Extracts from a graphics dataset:

— Begin —

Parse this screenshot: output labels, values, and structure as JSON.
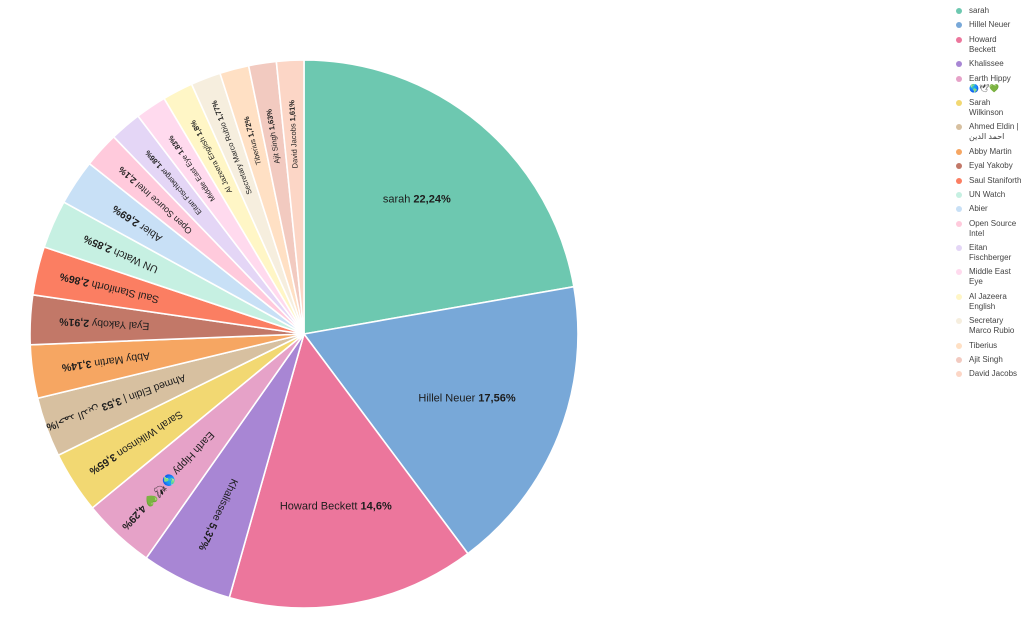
{
  "chart_data": {
    "type": "pie",
    "title": "",
    "legend_position": "right",
    "slices": [
      {
        "name": "sarah",
        "label": "sarah",
        "value": "22,24%",
        "pct": 22.24,
        "color": "#6dc8b0"
      },
      {
        "name": "Hillel Neuer",
        "label": "Hillel Neuer",
        "value": "17,56%",
        "pct": 17.56,
        "color": "#78a8d8"
      },
      {
        "name": "Howard Beckett",
        "label": "Howard Beckett",
        "value": "14,6%",
        "pct": 14.6,
        "color": "#ec769c"
      },
      {
        "name": "Khalissee",
        "label": "Khalissee",
        "value": "5,37%",
        "pct": 5.37,
        "color": "#a886d4"
      },
      {
        "name": "Earth Hippy 🌎🕊💚",
        "label": "Earth Hippy 🌎🕊💚",
        "value": "4,29%",
        "pct": 4.29,
        "color": "#e6a2c8"
      },
      {
        "name": "Sarah Wilkinson",
        "label": "Sarah Wilkinson",
        "value": "3,65%",
        "pct": 3.65,
        "color": "#f2d872"
      },
      {
        "name": "Ahmed Eldin | احمد الدين",
        "label": "Ahmed Eldin | احمد الدين",
        "value": "3,53%",
        "pct": 3.53,
        "color": "#d7c0a0"
      },
      {
        "name": "Abby Martin",
        "label": "Abby Martin",
        "value": "3,14%",
        "pct": 3.14,
        "color": "#f6a662"
      },
      {
        "name": "Eyal Yakoby",
        "label": "Eyal Yakoby",
        "value": "2,91%",
        "pct": 2.91,
        "color": "#c27868"
      },
      {
        "name": "Saul Staniforth",
        "label": "Saul Staniforth",
        "value": "2,86%",
        "pct": 2.86,
        "color": "#fb7e62"
      },
      {
        "name": "UN Watch",
        "label": "UN Watch",
        "value": "2,85%",
        "pct": 2.85,
        "color": "#c6f0e2"
      },
      {
        "name": "Abier",
        "label": "Abier",
        "value": "2,69%",
        "pct": 2.69,
        "color": "#c8e0f6"
      },
      {
        "name": "Open Source Intel",
        "label": "Open Source Intel",
        "value": "2,1%",
        "pct": 2.1,
        "color": "#ffcadc"
      },
      {
        "name": "Eitan Fischberger",
        "label": "Eitan Fischberger",
        "value": "1,86%",
        "pct": 1.86,
        "color": "#e4d6f6"
      },
      {
        "name": "Middle East Eye",
        "label": "Middle East Eye",
        "value": "1,83%",
        "pct": 1.83,
        "color": "#ffdaee"
      },
      {
        "name": "Al Jazeera English",
        "label": "Al Jazeera English",
        "value": "1,8%",
        "pct": 1.8,
        "color": "#fff6c6"
      },
      {
        "name": "Secretary Marco Rubio",
        "label": "Secretary Marco Rubio",
        "value": "1,77%",
        "pct": 1.77,
        "color": "#f6eede"
      },
      {
        "name": "Tiberius",
        "label": "Tiberius",
        "value": "1,72%",
        "pct": 1.72,
        "color": "#ffe0c4"
      },
      {
        "name": "Ajit Singh",
        "label": "Ajit Singh",
        "value": "1,63%",
        "pct": 1.63,
        "color": "#f2cac0"
      },
      {
        "name": "David Jacobs",
        "label": "David Jacobs",
        "value": "1,61%",
        "pct": 1.61,
        "color": "#fcd6c6"
      }
    ]
  }
}
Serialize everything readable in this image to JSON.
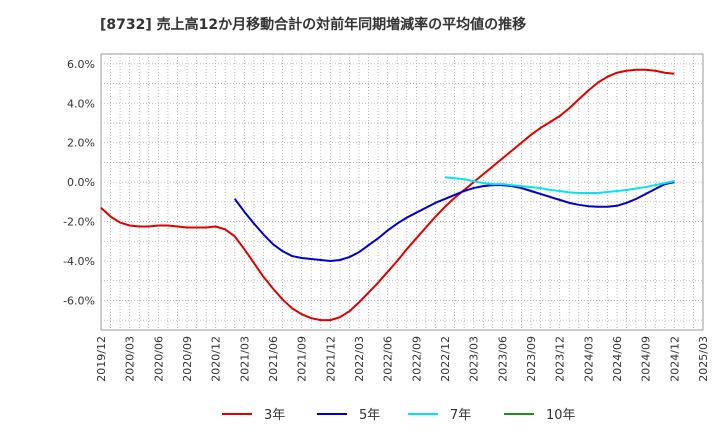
{
  "chart_data": {
    "type": "line",
    "title": "[8732]  売上高12か月移動合計の対前年同期増減率の平均値の推移",
    "xlabel": "",
    "ylabel": "",
    "x_ticks": [
      "2019/12",
      "2020/03",
      "2020/06",
      "2020/09",
      "2020/12",
      "2021/03",
      "2021/06",
      "2021/09",
      "2021/12",
      "2022/03",
      "2022/06",
      "2022/09",
      "2022/12",
      "2023/03",
      "2023/06",
      "2023/09",
      "2023/12",
      "2024/03",
      "2024/06",
      "2024/09",
      "2024/12",
      "2025/03"
    ],
    "y_ticks": [
      "6.0%",
      "4.0%",
      "2.0%",
      "0.0%",
      "-2.0%",
      "-4.0%",
      "-6.0%"
    ],
    "y_tick_values": [
      6,
      4,
      2,
      0,
      -2,
      -4,
      -6
    ],
    "ylim": [
      -7.5,
      6.5
    ],
    "xlim": [
      "2019/12",
      "2025/03"
    ],
    "grid": true,
    "legend_position": "bottom",
    "series": [
      {
        "name": "3年",
        "color": "#e00000",
        "points": [
          [
            "2019/12",
            -1.3
          ],
          [
            "2020/01",
            -1.75
          ],
          [
            "2020/02",
            -2.05
          ],
          [
            "2020/03",
            -2.2
          ],
          [
            "2020/04",
            -2.25
          ],
          [
            "2020/05",
            -2.25
          ],
          [
            "2020/06",
            -2.2
          ],
          [
            "2020/07",
            -2.2
          ],
          [
            "2020/08",
            -2.25
          ],
          [
            "2020/09",
            -2.3
          ],
          [
            "2020/10",
            -2.3
          ],
          [
            "2020/11",
            -2.3
          ],
          [
            "2020/12",
            -2.25
          ],
          [
            "2021/01",
            -2.4
          ],
          [
            "2021/02",
            -2.75
          ],
          [
            "2021/03",
            -3.4
          ],
          [
            "2021/04",
            -4.1
          ],
          [
            "2021/05",
            -4.8
          ],
          [
            "2021/06",
            -5.4
          ],
          [
            "2021/07",
            -5.95
          ],
          [
            "2021/08",
            -6.4
          ],
          [
            "2021/09",
            -6.7
          ],
          [
            "2021/10",
            -6.9
          ],
          [
            "2021/11",
            -7.0
          ],
          [
            "2021/12",
            -7.0
          ],
          [
            "2022/01",
            -6.85
          ],
          [
            "2022/02",
            -6.55
          ],
          [
            "2022/03",
            -6.1
          ],
          [
            "2022/04",
            -5.6
          ],
          [
            "2022/05",
            -5.1
          ],
          [
            "2022/06",
            -4.55
          ],
          [
            "2022/07",
            -4.0
          ],
          [
            "2022/08",
            -3.4
          ],
          [
            "2022/09",
            -2.85
          ],
          [
            "2022/10",
            -2.3
          ],
          [
            "2022/11",
            -1.75
          ],
          [
            "2022/12",
            -1.25
          ],
          [
            "2023/01",
            -0.8
          ],
          [
            "2023/02",
            -0.4
          ],
          [
            "2023/03",
            0.0
          ],
          [
            "2023/04",
            0.4
          ],
          [
            "2023/05",
            0.8
          ],
          [
            "2023/06",
            1.2
          ],
          [
            "2023/07",
            1.6
          ],
          [
            "2023/08",
            2.0
          ],
          [
            "2023/09",
            2.4
          ],
          [
            "2023/10",
            2.75
          ],
          [
            "2023/11",
            3.05
          ],
          [
            "2023/12",
            3.35
          ],
          [
            "2024/01",
            3.75
          ],
          [
            "2024/02",
            4.2
          ],
          [
            "2024/03",
            4.65
          ],
          [
            "2024/04",
            5.05
          ],
          [
            "2024/05",
            5.35
          ],
          [
            "2024/06",
            5.55
          ],
          [
            "2024/07",
            5.65
          ],
          [
            "2024/08",
            5.7
          ],
          [
            "2024/09",
            5.7
          ],
          [
            "2024/10",
            5.65
          ],
          [
            "2024/11",
            5.55
          ],
          [
            "2024/12",
            5.5
          ]
        ]
      },
      {
        "name": "5年",
        "color": "#0000cc",
        "points": [
          [
            "2021/02",
            -0.85
          ],
          [
            "2021/03",
            -1.5
          ],
          [
            "2021/04",
            -2.1
          ],
          [
            "2021/05",
            -2.65
          ],
          [
            "2021/06",
            -3.15
          ],
          [
            "2021/07",
            -3.5
          ],
          [
            "2021/08",
            -3.75
          ],
          [
            "2021/09",
            -3.85
          ],
          [
            "2021/10",
            -3.9
          ],
          [
            "2021/11",
            -3.95
          ],
          [
            "2021/12",
            -4.0
          ],
          [
            "2022/01",
            -3.95
          ],
          [
            "2022/02",
            -3.8
          ],
          [
            "2022/03",
            -3.55
          ],
          [
            "2022/04",
            -3.2
          ],
          [
            "2022/05",
            -2.85
          ],
          [
            "2022/06",
            -2.45
          ],
          [
            "2022/07",
            -2.1
          ],
          [
            "2022/08",
            -1.8
          ],
          [
            "2022/09",
            -1.55
          ],
          [
            "2022/10",
            -1.3
          ],
          [
            "2022/11",
            -1.05
          ],
          [
            "2022/12",
            -0.85
          ],
          [
            "2023/01",
            -0.65
          ],
          [
            "2023/02",
            -0.45
          ],
          [
            "2023/03",
            -0.3
          ],
          [
            "2023/04",
            -0.2
          ],
          [
            "2023/05",
            -0.15
          ],
          [
            "2023/06",
            -0.15
          ],
          [
            "2023/07",
            -0.2
          ],
          [
            "2023/08",
            -0.3
          ],
          [
            "2023/09",
            -0.45
          ],
          [
            "2023/10",
            -0.6
          ],
          [
            "2023/11",
            -0.75
          ],
          [
            "2023/12",
            -0.9
          ],
          [
            "2024/01",
            -1.05
          ],
          [
            "2024/02",
            -1.15
          ],
          [
            "2024/03",
            -1.22
          ],
          [
            "2024/04",
            -1.25
          ],
          [
            "2024/05",
            -1.25
          ],
          [
            "2024/06",
            -1.2
          ],
          [
            "2024/07",
            -1.05
          ],
          [
            "2024/08",
            -0.85
          ],
          [
            "2024/09",
            -0.6
          ],
          [
            "2024/10",
            -0.35
          ],
          [
            "2024/11",
            -0.1
          ],
          [
            "2024/12",
            0.0
          ]
        ]
      },
      {
        "name": "7年",
        "color": "#00e5ee",
        "points": [
          [
            "2022/12",
            0.25
          ],
          [
            "2023/01",
            0.2
          ],
          [
            "2023/02",
            0.15
          ],
          [
            "2023/03",
            0.05
          ],
          [
            "2023/04",
            -0.05
          ],
          [
            "2023/05",
            -0.1
          ],
          [
            "2023/06",
            -0.1
          ],
          [
            "2023/07",
            -0.15
          ],
          [
            "2023/08",
            -0.2
          ],
          [
            "2023/09",
            -0.25
          ],
          [
            "2023/10",
            -0.3
          ],
          [
            "2023/11",
            -0.4
          ],
          [
            "2023/12",
            -0.45
          ],
          [
            "2024/01",
            -0.52
          ],
          [
            "2024/02",
            -0.55
          ],
          [
            "2024/03",
            -0.55
          ],
          [
            "2024/04",
            -0.55
          ],
          [
            "2024/05",
            -0.5
          ],
          [
            "2024/06",
            -0.45
          ],
          [
            "2024/07",
            -0.4
          ],
          [
            "2024/08",
            -0.32
          ],
          [
            "2024/09",
            -0.25
          ],
          [
            "2024/10",
            -0.15
          ],
          [
            "2024/11",
            -0.05
          ],
          [
            "2024/12",
            0.05
          ]
        ]
      },
      {
        "name": "10年",
        "color": "#228b22",
        "points": []
      }
    ]
  }
}
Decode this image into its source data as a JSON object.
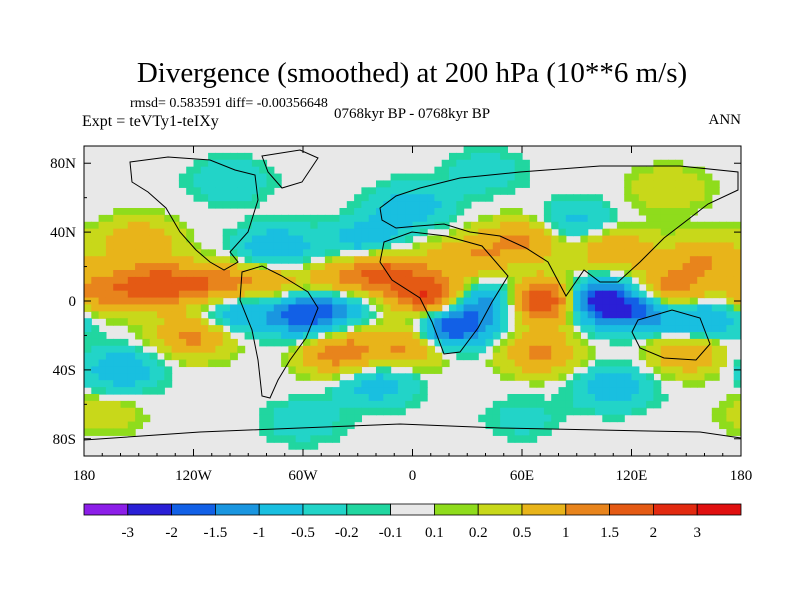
{
  "chart_data": {
    "type": "heatmap",
    "title": "Divergence (smoothed) at 200 hPa (10**6 m/s)",
    "stats": "rmsd= 0.583591  diff= -0.00356648",
    "left_label": "Expt = teVTy1-teIXy",
    "center_label": "0768kyr BP - 0768kyr BP",
    "right_label": "ANN",
    "x_axis": {
      "range": [
        -180,
        180
      ],
      "ticks": [
        {
          "value": -180,
          "label": "180"
        },
        {
          "value": -120,
          "label": "120W"
        },
        {
          "value": -60,
          "label": "60W"
        },
        {
          "value": 0,
          "label": "0"
        },
        {
          "value": 60,
          "label": "60E"
        },
        {
          "value": 120,
          "label": "120E"
        },
        {
          "value": 180,
          "label": "180"
        }
      ]
    },
    "y_axis": {
      "range": [
        -90,
        90
      ],
      "ticks": [
        {
          "value": 80,
          "label": "80N"
        },
        {
          "value": 40,
          "label": "40N"
        },
        {
          "value": 0,
          "label": "0"
        },
        {
          "value": -40,
          "label": "40S"
        },
        {
          "value": -80,
          "label": "80S"
        }
      ]
    },
    "colorbar": {
      "labels": [
        "-3",
        "-2",
        "-1.5",
        "-1",
        "-0.5",
        "-0.2",
        "-0.1",
        "0.1",
        "0.2",
        "0.5",
        "1",
        "1.5",
        "2",
        "3"
      ],
      "colors": [
        "#8c1ee8",
        "#2a1fd6",
        "#1260e6",
        "#1a96e0",
        "#19bfe0",
        "#22d4c8",
        "#21d6a0",
        "#e8e8e8",
        "#8fdc1c",
        "#c8d81a",
        "#e8b41a",
        "#e8841c",
        "#e45a14",
        "#e22a10",
        "#e01010"
      ]
    },
    "features": [
      {
        "lon": -170,
        "lat": 5,
        "value": 1.2
      },
      {
        "lon": -140,
        "lat": 10,
        "value": 1.6
      },
      {
        "lon": -110,
        "lat": 8,
        "value": 1.4
      },
      {
        "lon": -80,
        "lat": 10,
        "value": 1.0
      },
      {
        "lon": -40,
        "lat": 10,
        "value": 1.2
      },
      {
        "lon": -15,
        "lat": 18,
        "value": 1.5
      },
      {
        "lon": 10,
        "lat": 2,
        "value": 2.2
      },
      {
        "lon": 30,
        "lat": 25,
        "value": 0.9
      },
      {
        "lon": 75,
        "lat": 0,
        "value": 2.6
      },
      {
        "lon": 140,
        "lat": 5,
        "value": 1.6
      },
      {
        "lon": 160,
        "lat": 25,
        "value": 1.0
      },
      {
        "lon": -150,
        "lat": 35,
        "value": 0.9
      },
      {
        "lon": 60,
        "lat": 35,
        "value": 1.1
      },
      {
        "lon": 110,
        "lat": 30,
        "value": 1.0
      },
      {
        "lon": -120,
        "lat": -20,
        "value": 1.2
      },
      {
        "lon": -40,
        "lat": -30,
        "value": 1.4
      },
      {
        "lon": 0,
        "lat": -25,
        "value": 1.3
      },
      {
        "lon": 70,
        "lat": -30,
        "value": 1.1
      },
      {
        "lon": 150,
        "lat": -30,
        "value": 1.0
      },
      {
        "lon": -60,
        "lat": -8,
        "value": -1.8
      },
      {
        "lon": -100,
        "lat": -5,
        "value": -1.2
      },
      {
        "lon": -40,
        "lat": 0,
        "value": -1.0
      },
      {
        "lon": 20,
        "lat": -15,
        "value": -2.3
      },
      {
        "lon": 40,
        "lat": 0,
        "value": -1.3
      },
      {
        "lon": 100,
        "lat": 0,
        "value": -2.6
      },
      {
        "lon": 125,
        "lat": -5,
        "value": -1.6
      },
      {
        "lon": 160,
        "lat": -10,
        "value": -1.2
      },
      {
        "lon": -75,
        "lat": 30,
        "value": -1.0
      },
      {
        "lon": -25,
        "lat": 35,
        "value": -0.9
      },
      {
        "lon": 0,
        "lat": 55,
        "value": -0.8
      },
      {
        "lon": 90,
        "lat": 45,
        "value": -0.7
      },
      {
        "lon": -160,
        "lat": -40,
        "value": -0.9
      },
      {
        "lon": -20,
        "lat": -48,
        "value": -0.8
      },
      {
        "lon": 110,
        "lat": -50,
        "value": -0.8
      },
      {
        "lon": -100,
        "lat": 70,
        "value": -0.5
      },
      {
        "lon": 40,
        "lat": 75,
        "value": -0.4
      },
      {
        "lon": -60,
        "lat": -70,
        "value": -0.4
      },
      {
        "lon": 60,
        "lat": -68,
        "value": -0.3
      },
      {
        "lon": -170,
        "lat": -65,
        "value": 0.4
      },
      {
        "lon": 140,
        "lat": 65,
        "value": 0.5
      }
    ]
  }
}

— End —

**Short exercise:** Look through the data and show every line containing "JSON".

**Result of this exercise:**
Parse this screenshot: output labels, values, and structure as JSON.
Serialize everything readable in this image to JSON.
Decode this image into its source data as a JSON object.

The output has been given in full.